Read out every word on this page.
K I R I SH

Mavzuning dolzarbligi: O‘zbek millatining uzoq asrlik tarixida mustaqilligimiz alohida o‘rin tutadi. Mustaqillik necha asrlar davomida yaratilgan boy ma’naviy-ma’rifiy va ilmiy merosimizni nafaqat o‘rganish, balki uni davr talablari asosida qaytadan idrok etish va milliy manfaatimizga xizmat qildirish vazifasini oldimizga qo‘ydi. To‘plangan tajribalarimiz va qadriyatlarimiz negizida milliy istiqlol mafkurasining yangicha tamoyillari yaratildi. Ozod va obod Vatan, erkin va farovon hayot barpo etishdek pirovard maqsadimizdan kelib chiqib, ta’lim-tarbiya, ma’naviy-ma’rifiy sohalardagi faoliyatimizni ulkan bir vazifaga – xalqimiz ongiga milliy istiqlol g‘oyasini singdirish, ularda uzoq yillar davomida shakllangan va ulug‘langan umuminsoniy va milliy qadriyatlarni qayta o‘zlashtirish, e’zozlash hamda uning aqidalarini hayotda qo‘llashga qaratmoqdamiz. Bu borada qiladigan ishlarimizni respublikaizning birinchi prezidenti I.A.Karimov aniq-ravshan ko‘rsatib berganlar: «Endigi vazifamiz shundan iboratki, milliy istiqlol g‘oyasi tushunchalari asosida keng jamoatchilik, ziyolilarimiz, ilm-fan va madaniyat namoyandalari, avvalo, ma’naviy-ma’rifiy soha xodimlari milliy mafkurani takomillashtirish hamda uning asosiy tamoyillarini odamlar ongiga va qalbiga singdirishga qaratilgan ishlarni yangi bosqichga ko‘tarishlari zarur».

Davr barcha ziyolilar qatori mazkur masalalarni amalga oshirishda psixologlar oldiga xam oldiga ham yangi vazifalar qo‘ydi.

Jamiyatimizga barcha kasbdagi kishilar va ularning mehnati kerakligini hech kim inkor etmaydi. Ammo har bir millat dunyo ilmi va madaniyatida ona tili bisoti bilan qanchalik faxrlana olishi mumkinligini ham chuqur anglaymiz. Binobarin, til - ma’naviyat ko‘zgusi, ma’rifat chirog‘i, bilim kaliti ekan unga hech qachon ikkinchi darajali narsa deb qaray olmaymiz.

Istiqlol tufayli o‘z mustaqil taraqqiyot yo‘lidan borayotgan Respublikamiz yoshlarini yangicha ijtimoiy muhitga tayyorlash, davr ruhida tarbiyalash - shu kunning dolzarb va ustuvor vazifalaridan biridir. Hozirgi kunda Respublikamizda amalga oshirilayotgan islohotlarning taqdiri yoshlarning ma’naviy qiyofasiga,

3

──────

_WHAT YOU ARE ASKED TO DO_:
Write the complete data out, exactly as above.

_SOLUTION_:
Read out every word on this page.
K I R I SH

Mavzuning dolzarbligi: O‘zbek millatining uzoq asrlik tarixida mustaqilligimiz alohida o‘rin tutadi. Mustaqillik necha asrlar davomida yaratilgan boy ma’naviy-ma’rifiy va ilmiy merosimizni nafaqat o‘rganish, balki uni davr talablari asosida qaytadan idrok etish va milliy manfaatimizga xizmat qildirish vazifasini oldimizga qo‘ydi. To‘plangan tajribalarimiz va qadriyatlarimiz negizida milliy istiqlol mafkurasining yangicha tamoyillari yaratildi. Ozod va obod Vatan, erkin va farovon hayot barpo etishdek pirovard maqsadimizdan kelib chiqib, ta’lim-tarbiya, ma’naviy-ma’rifiy sohalardagi faoliyatimizni ulkan bir vazifaga – xalqimiz ongiga milliy istiqlol g‘oyasini singdirish, ularda uzoq yillar davomida shakllangan va ulug‘langan umuminsoniy va milliy qadriyatlarni qayta o‘zlashtirish, e’zozlash hamda uning aqidalarini hayotda qo‘llashga qaratmoqdamiz. Bu borada qiladigan ishlarimizni respublikaizning birinchi prezidenti I.A.Karimov aniq-ravshan ko‘rsatib berganlar: «Endigi vazifamiz shundan iboratki, milliy istiqlol g‘oyasi tushunchalari asosida keng jamoatchilik, ziyolilarimiz, ilm-fan va madaniyat namoyandalari, avvalo, ma’naviy-ma’rifiy soha xodimlari milliy mafkurani takomillashtirish hamda uning asosiy tamoyillarini odamlar ongiga va qalbiga singdirishga qaratilgan ishlarni yangi bosqichga ko‘tarishlari zarur».

Davr barcha ziyolilar qatori mazkur masalalarni amalga oshirishda psixologlar oldiga xam oldiga ham yangi vazifalar qo‘ydi.

Jamiyatimizga barcha kasbdagi kishilar va ularning mehnati kerakligini hech kim inkor etmaydi. Ammo har bir millat dunyo ilmi va madaniyatida ona tili bisoti bilan qanchalik faxrlana olishi mumkinligini ham chuqur anglaymiz. Binobarin, til - ma’naviyat ko‘zgusi, ma’rifat chirog‘i, bilim kaliti ekan unga hech qachon ikkinchi darajali narsa deb qaray olmaymiz.

Istiqlol tufayli o‘z mustaqil taraqqiyot yo‘lidan borayotgan Respublikamiz yoshlarini yangicha ijtimoiy muhitga tayyorlash, davr ruhida tarbiyalash - shu kunning dolzarb va ustuvor vazifalaridan biridir. Hozirgi kunda Respublikamizda amalga oshirilayotgan islohotlarning taqdiri yoshlarning ma’naviy qiyofasiga,

3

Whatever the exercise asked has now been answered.